Take every line from the material that has the word "Satellite" in it.

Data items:
▼
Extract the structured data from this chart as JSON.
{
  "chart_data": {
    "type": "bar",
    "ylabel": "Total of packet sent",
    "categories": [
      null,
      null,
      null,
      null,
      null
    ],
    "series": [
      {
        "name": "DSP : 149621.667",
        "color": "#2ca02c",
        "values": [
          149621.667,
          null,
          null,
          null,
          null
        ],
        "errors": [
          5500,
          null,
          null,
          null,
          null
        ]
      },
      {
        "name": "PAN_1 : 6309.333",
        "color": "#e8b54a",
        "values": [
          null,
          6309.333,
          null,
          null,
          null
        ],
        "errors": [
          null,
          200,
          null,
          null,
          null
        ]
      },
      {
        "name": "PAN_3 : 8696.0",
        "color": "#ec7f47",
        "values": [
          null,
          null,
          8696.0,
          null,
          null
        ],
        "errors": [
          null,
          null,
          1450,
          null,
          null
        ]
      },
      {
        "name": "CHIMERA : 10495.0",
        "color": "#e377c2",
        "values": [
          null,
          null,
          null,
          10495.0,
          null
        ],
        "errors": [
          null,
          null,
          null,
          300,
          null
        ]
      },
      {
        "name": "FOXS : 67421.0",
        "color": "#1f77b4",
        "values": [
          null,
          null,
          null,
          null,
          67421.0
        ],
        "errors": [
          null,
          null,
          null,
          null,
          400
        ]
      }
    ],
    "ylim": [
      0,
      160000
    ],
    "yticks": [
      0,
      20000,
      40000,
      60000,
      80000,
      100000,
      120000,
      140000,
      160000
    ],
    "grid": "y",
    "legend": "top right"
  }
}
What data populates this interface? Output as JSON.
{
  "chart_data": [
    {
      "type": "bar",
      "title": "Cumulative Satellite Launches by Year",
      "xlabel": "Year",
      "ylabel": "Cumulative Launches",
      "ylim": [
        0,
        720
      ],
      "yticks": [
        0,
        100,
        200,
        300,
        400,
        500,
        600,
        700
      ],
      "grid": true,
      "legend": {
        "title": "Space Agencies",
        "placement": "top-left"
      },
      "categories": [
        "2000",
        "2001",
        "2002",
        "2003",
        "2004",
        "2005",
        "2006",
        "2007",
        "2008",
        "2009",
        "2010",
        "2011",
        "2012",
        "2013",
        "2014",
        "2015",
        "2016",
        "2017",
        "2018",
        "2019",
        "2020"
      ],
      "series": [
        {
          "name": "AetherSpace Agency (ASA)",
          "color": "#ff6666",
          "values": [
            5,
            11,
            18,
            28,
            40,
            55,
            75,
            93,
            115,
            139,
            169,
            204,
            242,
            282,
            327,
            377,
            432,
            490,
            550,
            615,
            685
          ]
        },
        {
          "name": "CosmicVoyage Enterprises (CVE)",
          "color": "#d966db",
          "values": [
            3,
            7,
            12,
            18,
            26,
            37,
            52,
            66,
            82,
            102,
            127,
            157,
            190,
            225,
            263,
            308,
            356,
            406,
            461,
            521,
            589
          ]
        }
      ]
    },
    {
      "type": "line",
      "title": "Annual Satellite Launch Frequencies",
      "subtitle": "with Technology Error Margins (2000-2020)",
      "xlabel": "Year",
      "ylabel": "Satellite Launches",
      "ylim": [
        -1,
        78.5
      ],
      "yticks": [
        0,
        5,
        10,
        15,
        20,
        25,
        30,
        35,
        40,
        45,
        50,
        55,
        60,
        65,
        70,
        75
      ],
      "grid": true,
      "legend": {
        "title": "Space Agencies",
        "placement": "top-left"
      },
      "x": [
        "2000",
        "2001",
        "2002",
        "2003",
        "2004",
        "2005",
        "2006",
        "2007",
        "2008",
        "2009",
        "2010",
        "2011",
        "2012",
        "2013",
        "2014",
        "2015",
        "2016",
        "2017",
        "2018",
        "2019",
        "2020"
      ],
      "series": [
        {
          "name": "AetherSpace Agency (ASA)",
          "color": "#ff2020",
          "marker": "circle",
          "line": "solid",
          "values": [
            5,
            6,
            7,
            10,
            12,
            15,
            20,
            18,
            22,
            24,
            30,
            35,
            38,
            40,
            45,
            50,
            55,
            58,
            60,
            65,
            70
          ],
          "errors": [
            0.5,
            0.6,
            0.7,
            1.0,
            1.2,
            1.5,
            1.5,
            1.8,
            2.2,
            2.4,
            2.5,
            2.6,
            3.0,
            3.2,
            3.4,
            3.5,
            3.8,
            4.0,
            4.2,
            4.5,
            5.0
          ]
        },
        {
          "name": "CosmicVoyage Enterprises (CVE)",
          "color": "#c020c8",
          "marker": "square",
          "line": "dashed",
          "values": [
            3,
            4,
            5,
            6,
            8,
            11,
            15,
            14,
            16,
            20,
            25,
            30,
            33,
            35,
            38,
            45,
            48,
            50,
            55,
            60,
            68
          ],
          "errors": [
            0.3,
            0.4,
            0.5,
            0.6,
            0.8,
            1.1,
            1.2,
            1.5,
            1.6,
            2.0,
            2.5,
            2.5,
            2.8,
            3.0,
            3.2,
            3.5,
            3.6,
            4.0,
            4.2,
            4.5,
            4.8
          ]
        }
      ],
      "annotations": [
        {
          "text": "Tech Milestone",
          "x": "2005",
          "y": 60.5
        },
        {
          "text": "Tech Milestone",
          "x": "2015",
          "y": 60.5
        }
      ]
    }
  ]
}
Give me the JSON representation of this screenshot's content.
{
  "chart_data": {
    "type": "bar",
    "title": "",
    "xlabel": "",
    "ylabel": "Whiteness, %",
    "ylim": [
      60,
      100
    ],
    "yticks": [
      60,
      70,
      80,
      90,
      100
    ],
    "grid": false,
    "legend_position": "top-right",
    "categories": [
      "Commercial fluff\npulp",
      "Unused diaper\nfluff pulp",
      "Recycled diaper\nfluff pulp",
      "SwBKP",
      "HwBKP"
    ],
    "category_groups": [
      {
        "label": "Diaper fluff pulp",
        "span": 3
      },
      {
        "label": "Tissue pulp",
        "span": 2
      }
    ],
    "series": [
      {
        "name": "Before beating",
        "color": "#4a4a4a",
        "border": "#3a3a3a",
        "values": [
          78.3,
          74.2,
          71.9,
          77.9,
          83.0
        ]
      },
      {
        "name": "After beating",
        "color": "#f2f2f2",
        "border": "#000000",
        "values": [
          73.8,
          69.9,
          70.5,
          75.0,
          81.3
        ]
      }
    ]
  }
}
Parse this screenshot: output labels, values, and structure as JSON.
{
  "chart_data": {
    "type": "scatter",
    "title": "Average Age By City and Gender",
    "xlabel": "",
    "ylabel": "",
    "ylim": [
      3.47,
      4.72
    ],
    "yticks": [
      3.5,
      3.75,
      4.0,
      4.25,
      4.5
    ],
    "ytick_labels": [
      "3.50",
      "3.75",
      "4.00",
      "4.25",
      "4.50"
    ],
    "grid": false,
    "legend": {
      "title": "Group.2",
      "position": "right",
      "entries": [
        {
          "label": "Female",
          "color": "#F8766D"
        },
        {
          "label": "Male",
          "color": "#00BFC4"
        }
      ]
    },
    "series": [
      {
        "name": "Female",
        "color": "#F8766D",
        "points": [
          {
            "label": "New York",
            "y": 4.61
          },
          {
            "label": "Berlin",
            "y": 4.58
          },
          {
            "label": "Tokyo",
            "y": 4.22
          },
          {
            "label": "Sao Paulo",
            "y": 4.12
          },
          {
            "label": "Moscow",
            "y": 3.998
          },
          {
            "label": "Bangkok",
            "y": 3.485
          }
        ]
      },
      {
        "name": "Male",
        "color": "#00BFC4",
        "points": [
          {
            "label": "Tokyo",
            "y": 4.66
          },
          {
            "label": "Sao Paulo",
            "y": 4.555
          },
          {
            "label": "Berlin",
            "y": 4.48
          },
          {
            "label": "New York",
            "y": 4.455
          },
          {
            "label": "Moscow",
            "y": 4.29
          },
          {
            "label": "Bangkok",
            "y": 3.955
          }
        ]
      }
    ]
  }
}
▲
Solution to this exercise:
      "title": "Cumulative Satellite Launches by Year",
      "title": "Annual Satellite Launch Frequencies",
      "ylabel": "Satellite Launches",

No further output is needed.